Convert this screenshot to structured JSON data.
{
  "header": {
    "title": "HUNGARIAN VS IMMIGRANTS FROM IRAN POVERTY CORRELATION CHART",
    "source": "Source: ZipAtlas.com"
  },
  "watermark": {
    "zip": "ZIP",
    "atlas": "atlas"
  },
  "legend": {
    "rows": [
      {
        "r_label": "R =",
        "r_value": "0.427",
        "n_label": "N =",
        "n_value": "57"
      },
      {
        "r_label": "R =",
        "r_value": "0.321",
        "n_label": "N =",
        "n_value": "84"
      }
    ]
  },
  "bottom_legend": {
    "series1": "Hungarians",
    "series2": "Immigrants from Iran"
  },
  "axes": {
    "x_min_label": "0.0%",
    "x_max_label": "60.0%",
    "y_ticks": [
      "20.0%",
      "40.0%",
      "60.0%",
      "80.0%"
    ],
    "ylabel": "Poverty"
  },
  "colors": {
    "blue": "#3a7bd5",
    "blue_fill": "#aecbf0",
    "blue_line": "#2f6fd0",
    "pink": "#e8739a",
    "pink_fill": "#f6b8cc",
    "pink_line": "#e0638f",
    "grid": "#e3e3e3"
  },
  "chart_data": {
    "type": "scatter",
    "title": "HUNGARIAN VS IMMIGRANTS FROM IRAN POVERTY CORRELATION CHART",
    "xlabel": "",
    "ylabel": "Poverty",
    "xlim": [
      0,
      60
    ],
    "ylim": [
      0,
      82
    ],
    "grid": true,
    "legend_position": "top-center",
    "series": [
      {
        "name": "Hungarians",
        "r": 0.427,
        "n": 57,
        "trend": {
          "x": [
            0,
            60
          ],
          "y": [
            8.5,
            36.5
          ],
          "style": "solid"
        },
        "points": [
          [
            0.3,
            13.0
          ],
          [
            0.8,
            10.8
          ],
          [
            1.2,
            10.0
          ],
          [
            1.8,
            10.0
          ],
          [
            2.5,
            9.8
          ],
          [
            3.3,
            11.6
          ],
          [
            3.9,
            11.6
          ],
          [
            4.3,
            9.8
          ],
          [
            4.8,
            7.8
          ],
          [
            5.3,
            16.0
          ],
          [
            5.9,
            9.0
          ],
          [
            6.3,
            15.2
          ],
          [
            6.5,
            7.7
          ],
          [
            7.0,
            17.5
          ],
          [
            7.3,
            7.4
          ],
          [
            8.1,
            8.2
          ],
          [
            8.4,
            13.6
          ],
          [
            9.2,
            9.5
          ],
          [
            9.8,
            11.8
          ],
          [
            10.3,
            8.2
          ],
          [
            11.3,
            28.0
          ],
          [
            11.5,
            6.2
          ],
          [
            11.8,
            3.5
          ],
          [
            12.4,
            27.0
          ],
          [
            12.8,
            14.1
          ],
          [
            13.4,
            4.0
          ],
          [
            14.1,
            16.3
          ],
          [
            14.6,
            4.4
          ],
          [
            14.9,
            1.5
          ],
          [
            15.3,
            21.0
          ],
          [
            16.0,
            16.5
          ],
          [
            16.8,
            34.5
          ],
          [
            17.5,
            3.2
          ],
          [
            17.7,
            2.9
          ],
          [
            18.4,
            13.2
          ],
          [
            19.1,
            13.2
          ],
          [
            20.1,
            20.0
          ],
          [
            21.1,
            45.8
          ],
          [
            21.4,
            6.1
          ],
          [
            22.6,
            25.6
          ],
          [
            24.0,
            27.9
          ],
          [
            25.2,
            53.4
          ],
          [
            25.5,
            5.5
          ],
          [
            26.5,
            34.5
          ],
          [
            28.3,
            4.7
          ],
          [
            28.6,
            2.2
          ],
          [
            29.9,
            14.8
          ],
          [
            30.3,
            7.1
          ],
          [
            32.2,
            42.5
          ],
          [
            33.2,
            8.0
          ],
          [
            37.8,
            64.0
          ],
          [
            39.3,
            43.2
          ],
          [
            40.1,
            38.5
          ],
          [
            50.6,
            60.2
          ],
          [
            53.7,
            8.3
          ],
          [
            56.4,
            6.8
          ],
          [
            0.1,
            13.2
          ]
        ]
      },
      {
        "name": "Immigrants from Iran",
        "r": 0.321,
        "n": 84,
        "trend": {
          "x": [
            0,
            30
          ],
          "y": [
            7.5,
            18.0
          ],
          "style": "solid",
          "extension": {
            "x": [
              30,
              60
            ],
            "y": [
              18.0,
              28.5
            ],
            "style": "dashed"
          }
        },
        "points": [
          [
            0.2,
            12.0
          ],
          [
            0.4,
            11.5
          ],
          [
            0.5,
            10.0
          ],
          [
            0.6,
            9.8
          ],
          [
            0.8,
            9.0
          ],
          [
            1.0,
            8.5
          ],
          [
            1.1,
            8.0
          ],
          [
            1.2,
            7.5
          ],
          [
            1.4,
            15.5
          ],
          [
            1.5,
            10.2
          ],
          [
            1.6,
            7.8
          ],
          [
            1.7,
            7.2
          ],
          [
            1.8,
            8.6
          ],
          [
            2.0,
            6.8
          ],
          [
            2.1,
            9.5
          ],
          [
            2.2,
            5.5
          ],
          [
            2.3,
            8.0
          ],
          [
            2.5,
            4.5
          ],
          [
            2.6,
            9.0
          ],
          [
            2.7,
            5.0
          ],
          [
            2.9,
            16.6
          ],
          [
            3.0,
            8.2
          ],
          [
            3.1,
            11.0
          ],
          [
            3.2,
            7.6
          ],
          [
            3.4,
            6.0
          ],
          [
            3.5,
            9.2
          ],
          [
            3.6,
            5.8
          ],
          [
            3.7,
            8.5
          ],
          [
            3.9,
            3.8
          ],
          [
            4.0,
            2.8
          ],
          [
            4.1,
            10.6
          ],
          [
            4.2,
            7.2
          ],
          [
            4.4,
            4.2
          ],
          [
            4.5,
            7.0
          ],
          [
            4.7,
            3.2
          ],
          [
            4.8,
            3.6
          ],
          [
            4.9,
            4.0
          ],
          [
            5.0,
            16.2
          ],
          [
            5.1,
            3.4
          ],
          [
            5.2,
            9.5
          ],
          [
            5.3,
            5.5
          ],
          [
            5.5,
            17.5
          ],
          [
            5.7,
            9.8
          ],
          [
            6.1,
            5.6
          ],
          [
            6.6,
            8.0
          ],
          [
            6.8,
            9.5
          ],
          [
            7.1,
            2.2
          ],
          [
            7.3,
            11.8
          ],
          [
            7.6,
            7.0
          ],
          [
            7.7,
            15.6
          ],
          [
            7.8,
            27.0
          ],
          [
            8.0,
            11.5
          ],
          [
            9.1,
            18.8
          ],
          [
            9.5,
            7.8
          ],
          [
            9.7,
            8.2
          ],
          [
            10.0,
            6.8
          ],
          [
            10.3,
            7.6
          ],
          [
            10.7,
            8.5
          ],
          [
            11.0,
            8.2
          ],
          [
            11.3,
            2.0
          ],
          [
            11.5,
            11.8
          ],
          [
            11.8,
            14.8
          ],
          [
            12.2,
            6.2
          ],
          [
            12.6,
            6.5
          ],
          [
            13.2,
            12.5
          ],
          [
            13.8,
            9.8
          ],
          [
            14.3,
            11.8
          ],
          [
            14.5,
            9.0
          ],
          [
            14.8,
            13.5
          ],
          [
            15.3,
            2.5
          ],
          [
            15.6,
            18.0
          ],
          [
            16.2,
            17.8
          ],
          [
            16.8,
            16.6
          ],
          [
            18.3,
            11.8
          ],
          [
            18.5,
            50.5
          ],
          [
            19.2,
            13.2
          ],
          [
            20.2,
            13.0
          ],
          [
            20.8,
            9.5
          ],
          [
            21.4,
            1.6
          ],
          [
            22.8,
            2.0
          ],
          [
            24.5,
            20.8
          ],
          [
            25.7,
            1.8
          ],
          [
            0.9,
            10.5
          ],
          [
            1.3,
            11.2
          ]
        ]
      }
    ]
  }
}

********************

## Required work
Go through the data above and find the lines with the word "name". Copy each of those lines.

## Response to the exercise
        "name": "Hungarians",
        "name": "Immigrants from Iran",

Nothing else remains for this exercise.